Exercise inputs:
:::::

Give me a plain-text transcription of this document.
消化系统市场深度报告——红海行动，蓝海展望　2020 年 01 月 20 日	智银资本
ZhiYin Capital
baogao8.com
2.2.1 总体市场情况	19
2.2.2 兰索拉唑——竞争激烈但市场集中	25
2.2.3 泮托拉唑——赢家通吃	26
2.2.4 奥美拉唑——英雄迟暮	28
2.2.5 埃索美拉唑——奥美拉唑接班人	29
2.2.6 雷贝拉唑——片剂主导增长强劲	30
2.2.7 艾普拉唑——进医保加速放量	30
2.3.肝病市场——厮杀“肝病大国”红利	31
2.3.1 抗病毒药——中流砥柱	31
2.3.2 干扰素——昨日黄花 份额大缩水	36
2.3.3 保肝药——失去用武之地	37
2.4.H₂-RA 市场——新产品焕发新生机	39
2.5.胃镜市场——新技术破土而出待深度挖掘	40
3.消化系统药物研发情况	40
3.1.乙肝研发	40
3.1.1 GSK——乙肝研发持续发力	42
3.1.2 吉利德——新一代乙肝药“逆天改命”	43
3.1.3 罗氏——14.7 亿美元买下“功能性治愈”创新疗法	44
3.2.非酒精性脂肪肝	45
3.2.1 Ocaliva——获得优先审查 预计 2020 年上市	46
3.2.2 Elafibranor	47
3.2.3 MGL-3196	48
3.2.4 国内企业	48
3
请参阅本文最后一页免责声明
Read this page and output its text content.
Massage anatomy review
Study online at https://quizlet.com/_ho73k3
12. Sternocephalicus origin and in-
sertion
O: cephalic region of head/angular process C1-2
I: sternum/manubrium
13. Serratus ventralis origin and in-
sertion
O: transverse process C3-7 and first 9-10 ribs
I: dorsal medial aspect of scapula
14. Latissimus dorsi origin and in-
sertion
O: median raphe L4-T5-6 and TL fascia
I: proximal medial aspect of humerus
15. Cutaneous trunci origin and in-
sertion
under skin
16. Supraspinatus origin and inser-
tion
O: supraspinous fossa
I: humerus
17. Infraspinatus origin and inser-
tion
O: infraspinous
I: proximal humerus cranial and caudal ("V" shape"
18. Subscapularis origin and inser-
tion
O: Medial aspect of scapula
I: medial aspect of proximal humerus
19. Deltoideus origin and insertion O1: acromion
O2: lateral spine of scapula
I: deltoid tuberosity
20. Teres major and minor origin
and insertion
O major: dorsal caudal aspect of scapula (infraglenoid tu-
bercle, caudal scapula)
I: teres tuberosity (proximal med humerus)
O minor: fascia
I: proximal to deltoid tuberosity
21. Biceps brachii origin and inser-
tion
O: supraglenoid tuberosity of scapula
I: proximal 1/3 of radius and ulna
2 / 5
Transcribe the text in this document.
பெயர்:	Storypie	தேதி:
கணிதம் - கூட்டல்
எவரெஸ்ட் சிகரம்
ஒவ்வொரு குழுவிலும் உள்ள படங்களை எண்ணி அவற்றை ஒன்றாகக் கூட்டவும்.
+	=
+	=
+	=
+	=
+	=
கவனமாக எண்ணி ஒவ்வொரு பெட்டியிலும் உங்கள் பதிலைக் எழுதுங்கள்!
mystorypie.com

:::::

Your instructions: Work out how many lines of the data above contain the string "proximal" and give the number alone.

Output of the task: 6